### What the task asks
Find and copy each line of the data that includes "Francis".

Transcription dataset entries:
↓↓↓

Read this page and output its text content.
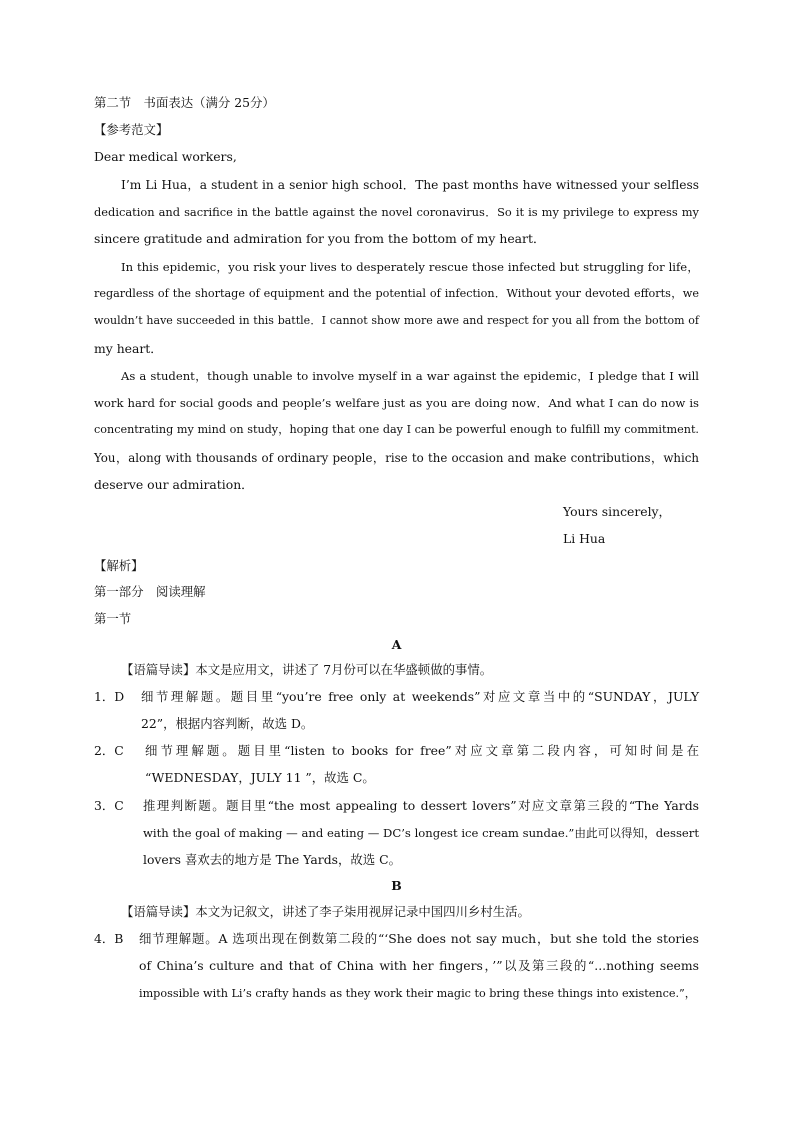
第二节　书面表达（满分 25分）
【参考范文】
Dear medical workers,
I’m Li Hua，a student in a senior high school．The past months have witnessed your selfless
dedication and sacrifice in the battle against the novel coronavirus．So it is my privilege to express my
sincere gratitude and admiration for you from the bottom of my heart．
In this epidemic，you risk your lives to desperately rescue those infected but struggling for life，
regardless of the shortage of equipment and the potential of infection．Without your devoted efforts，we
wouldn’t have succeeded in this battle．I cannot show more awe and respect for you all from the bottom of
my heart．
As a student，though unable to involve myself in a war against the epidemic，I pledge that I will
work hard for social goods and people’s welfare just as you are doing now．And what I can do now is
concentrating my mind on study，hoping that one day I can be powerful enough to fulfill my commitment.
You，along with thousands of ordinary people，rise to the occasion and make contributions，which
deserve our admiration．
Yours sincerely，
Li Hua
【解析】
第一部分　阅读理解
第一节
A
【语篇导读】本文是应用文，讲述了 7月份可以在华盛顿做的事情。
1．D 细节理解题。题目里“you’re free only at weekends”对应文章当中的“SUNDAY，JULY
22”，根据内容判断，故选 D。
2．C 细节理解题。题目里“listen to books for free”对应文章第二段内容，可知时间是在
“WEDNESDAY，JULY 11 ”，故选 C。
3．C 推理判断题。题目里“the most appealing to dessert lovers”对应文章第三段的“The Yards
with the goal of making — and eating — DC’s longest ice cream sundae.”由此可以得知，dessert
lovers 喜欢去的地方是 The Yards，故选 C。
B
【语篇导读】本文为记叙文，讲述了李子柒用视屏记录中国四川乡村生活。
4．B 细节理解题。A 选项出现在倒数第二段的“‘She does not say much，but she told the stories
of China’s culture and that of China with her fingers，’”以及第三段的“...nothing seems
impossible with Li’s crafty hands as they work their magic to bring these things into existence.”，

↑↑↑
↓↓↓

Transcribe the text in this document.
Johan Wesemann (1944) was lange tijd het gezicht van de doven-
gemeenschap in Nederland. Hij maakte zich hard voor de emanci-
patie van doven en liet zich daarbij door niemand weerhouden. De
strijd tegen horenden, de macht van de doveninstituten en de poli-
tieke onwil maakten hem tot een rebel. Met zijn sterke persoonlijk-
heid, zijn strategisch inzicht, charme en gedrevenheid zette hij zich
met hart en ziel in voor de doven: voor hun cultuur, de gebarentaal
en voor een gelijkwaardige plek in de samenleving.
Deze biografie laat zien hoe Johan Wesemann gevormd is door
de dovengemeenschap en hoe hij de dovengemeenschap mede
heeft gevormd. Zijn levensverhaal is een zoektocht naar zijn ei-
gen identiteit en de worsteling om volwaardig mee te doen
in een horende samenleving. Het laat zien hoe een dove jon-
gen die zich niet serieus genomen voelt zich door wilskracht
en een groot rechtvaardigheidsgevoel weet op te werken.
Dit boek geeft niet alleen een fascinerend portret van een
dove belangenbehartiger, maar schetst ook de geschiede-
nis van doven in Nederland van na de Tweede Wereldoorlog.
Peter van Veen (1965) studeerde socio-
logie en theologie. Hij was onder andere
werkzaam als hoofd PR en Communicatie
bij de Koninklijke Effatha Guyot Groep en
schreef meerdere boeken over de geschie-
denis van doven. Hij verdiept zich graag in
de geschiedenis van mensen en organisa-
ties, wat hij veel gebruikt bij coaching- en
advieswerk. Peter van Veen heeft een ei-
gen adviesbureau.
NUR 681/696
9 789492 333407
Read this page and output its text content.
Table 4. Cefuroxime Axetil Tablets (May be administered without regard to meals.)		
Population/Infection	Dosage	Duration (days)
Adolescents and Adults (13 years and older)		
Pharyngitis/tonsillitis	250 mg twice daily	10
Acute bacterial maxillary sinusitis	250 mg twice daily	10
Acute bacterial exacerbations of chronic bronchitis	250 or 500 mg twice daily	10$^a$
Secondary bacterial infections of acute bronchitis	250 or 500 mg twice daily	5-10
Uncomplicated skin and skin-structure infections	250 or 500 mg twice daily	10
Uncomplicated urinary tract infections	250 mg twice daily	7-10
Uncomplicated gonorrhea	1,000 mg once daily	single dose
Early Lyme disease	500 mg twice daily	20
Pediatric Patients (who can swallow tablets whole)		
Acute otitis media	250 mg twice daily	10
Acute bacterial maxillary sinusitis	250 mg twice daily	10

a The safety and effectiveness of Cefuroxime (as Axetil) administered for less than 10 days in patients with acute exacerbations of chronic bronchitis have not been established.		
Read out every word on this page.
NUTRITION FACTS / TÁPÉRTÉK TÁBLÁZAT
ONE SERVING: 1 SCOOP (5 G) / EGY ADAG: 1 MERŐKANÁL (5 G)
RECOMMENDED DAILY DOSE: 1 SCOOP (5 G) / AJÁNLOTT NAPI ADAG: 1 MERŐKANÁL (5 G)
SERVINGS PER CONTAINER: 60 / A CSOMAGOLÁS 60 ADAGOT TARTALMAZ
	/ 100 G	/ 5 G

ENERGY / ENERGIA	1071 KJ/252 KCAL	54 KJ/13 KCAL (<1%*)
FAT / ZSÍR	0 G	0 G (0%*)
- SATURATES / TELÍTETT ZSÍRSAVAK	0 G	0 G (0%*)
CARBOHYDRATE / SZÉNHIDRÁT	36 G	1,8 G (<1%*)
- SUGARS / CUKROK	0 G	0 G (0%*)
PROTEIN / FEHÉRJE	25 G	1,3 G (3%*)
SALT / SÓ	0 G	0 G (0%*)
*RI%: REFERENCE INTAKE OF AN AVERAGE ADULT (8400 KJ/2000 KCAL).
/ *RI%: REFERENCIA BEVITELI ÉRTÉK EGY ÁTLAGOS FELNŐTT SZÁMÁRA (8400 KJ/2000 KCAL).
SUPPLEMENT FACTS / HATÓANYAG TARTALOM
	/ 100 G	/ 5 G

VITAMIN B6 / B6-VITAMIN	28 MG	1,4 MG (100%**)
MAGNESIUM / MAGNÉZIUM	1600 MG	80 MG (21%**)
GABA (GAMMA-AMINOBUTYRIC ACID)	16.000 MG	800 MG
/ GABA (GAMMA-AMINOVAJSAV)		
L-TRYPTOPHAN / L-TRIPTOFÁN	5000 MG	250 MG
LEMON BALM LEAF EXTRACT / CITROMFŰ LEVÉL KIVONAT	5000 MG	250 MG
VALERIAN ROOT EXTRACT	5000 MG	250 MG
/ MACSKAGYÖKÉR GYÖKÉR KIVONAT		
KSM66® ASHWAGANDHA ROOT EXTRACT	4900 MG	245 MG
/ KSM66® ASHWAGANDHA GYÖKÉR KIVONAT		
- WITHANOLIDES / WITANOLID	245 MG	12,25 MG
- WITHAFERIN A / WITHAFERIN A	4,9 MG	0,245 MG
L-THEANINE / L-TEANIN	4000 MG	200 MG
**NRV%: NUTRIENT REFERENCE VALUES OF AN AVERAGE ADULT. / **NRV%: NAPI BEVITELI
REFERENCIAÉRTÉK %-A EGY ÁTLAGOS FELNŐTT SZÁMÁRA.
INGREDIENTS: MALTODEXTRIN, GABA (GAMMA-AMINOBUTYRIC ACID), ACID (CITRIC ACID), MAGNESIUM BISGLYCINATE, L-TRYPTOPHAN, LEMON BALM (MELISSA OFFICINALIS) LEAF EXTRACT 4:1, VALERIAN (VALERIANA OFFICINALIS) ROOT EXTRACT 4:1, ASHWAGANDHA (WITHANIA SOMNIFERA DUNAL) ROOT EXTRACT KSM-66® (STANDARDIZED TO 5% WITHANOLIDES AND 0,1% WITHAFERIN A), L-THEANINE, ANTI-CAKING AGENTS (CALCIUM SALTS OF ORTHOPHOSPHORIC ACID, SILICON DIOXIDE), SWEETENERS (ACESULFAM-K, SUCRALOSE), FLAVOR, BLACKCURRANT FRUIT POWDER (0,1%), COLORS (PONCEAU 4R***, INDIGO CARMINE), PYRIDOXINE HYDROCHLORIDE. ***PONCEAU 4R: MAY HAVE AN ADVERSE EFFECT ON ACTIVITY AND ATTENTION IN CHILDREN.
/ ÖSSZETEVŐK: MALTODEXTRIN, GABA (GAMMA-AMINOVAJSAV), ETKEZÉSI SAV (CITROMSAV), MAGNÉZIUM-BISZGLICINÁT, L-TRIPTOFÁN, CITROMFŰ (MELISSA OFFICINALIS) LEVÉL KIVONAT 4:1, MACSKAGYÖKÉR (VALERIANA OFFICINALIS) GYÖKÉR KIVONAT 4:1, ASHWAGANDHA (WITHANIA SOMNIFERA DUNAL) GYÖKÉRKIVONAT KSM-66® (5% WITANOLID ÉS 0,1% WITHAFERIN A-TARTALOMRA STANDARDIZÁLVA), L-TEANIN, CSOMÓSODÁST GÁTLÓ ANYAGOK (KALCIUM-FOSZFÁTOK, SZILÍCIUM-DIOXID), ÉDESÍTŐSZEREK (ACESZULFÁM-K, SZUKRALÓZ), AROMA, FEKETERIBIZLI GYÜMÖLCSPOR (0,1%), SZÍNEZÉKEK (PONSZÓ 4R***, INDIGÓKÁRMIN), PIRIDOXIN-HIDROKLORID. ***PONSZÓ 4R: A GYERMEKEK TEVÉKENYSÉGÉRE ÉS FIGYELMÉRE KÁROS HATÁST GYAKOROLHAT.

↑↑↑
↓↓↓

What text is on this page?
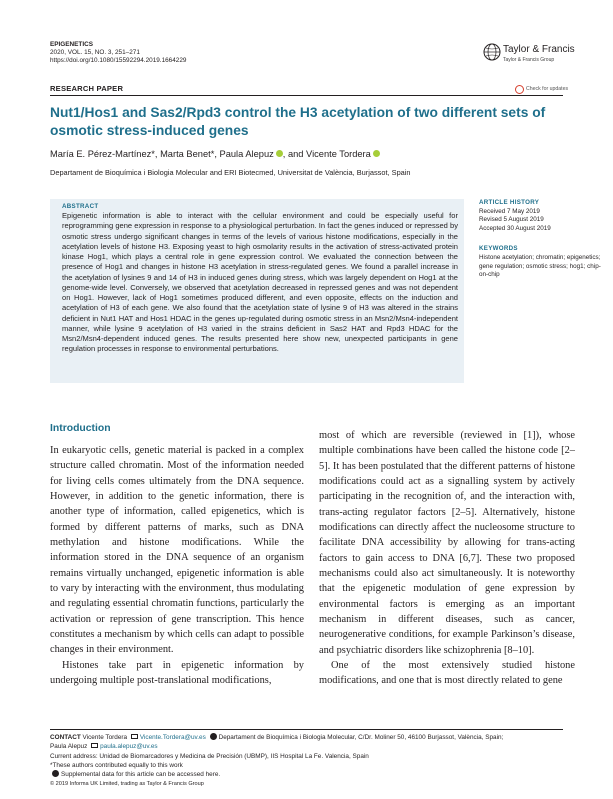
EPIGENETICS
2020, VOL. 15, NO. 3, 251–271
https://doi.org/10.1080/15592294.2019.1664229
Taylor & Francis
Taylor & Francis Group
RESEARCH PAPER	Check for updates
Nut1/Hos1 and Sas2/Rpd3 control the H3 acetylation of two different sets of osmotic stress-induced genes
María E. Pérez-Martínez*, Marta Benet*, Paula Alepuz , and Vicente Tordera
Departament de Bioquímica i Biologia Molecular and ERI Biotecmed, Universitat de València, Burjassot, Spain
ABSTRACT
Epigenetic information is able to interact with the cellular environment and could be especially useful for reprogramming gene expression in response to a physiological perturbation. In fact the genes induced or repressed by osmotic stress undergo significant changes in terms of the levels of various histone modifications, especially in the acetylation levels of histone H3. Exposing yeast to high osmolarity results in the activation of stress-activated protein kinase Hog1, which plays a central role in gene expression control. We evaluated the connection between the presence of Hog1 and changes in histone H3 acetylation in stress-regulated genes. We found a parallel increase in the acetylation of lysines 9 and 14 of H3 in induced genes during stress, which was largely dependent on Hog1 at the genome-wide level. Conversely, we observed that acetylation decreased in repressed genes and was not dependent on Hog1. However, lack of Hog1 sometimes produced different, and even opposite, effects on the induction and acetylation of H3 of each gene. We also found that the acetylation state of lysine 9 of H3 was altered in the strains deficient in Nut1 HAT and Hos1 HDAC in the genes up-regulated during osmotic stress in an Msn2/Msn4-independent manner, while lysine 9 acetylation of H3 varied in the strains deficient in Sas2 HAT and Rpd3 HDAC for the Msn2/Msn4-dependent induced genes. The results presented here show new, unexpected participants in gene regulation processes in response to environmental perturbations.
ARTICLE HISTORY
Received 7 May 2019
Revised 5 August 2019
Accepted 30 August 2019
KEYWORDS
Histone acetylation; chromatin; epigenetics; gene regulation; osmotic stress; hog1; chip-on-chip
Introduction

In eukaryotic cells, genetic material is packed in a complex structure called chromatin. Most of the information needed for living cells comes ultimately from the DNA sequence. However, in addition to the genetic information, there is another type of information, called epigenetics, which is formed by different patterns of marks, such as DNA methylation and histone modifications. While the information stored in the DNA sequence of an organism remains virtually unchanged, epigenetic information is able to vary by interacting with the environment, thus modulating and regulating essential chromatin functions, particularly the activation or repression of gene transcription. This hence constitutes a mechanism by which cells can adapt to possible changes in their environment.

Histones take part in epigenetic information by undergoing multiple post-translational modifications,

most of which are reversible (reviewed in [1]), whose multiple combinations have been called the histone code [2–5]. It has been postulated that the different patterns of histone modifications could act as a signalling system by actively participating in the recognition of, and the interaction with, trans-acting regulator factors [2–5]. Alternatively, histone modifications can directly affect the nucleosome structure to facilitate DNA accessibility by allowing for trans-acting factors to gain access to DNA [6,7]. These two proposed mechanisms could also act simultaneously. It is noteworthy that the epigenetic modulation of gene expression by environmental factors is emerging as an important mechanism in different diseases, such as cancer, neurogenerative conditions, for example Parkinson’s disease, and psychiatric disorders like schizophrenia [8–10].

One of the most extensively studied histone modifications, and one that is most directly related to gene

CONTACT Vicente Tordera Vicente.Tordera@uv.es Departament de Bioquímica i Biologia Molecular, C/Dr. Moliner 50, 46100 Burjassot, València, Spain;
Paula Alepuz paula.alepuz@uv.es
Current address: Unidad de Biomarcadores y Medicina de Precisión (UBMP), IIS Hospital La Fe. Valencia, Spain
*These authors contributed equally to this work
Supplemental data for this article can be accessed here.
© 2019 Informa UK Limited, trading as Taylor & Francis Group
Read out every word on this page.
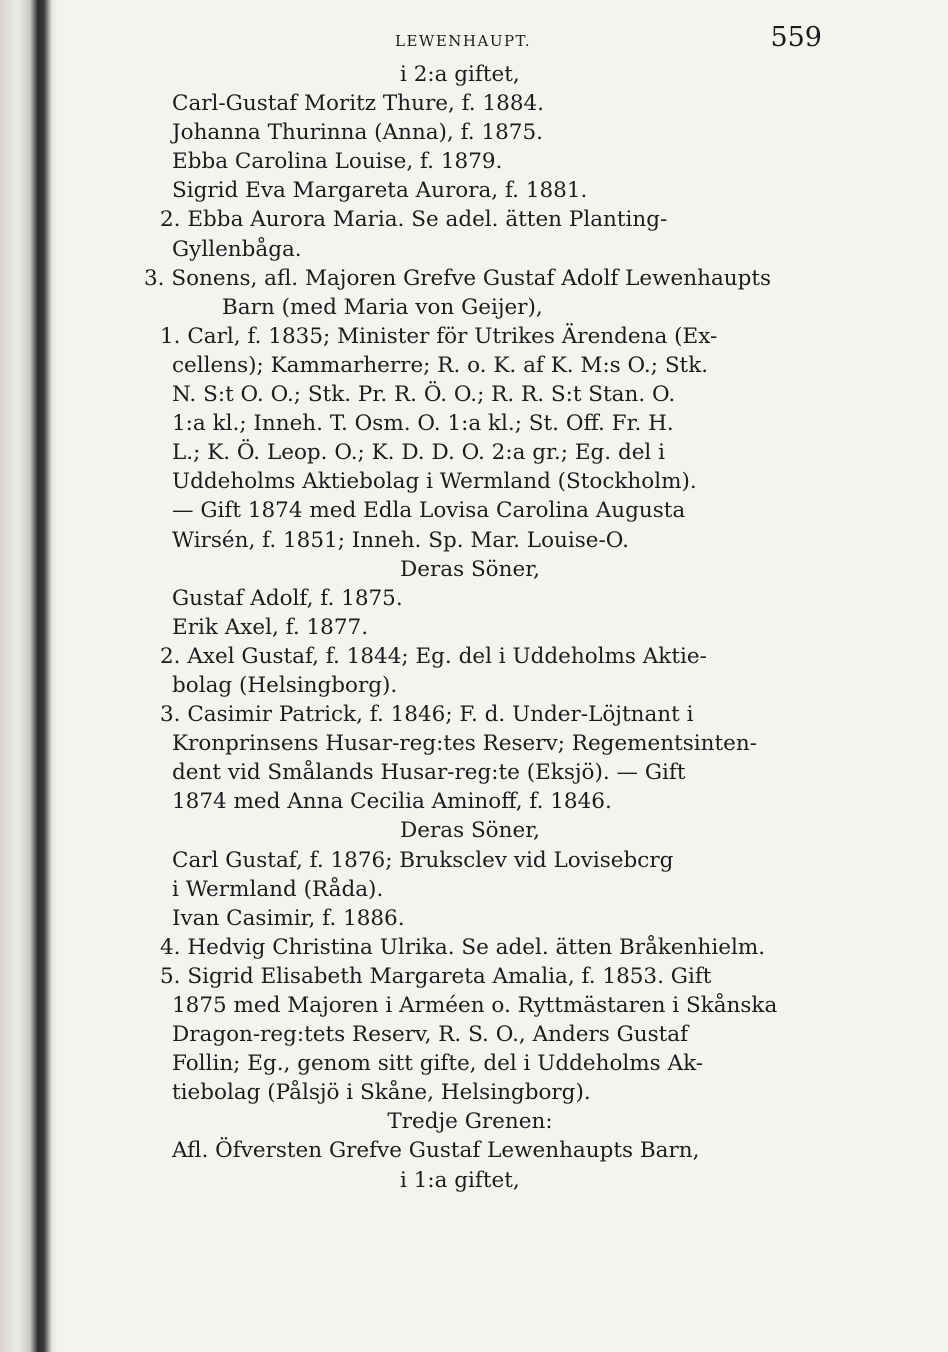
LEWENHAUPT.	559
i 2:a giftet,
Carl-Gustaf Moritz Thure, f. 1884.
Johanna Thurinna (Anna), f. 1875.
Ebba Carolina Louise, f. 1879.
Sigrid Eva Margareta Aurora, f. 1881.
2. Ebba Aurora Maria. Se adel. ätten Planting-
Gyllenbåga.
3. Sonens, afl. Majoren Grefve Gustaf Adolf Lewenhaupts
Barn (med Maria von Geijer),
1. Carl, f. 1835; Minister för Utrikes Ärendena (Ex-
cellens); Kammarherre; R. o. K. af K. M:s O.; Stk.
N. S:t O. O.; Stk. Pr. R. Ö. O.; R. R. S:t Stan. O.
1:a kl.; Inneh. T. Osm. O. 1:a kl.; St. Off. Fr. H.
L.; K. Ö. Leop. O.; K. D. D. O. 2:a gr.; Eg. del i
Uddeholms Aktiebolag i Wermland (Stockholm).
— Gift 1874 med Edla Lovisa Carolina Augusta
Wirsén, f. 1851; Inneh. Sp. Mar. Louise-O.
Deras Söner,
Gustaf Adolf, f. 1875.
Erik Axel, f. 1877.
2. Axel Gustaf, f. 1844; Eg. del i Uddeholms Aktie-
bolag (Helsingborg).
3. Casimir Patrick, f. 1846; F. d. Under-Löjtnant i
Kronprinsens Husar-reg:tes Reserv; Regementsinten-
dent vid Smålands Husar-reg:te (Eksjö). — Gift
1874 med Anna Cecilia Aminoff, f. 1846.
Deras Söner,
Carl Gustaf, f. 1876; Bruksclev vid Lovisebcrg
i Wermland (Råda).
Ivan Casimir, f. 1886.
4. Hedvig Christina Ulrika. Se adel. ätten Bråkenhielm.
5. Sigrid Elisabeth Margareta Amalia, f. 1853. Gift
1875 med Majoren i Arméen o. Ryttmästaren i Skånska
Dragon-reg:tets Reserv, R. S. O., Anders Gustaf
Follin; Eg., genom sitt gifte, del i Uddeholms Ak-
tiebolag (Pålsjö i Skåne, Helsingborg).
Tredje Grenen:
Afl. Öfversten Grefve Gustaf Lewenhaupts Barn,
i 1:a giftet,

↑↑↑

### Your response
Taylor & Francis
Taylor & Francis Group
© 2019 Informa UK Limited, trading as Taylor & Francis Group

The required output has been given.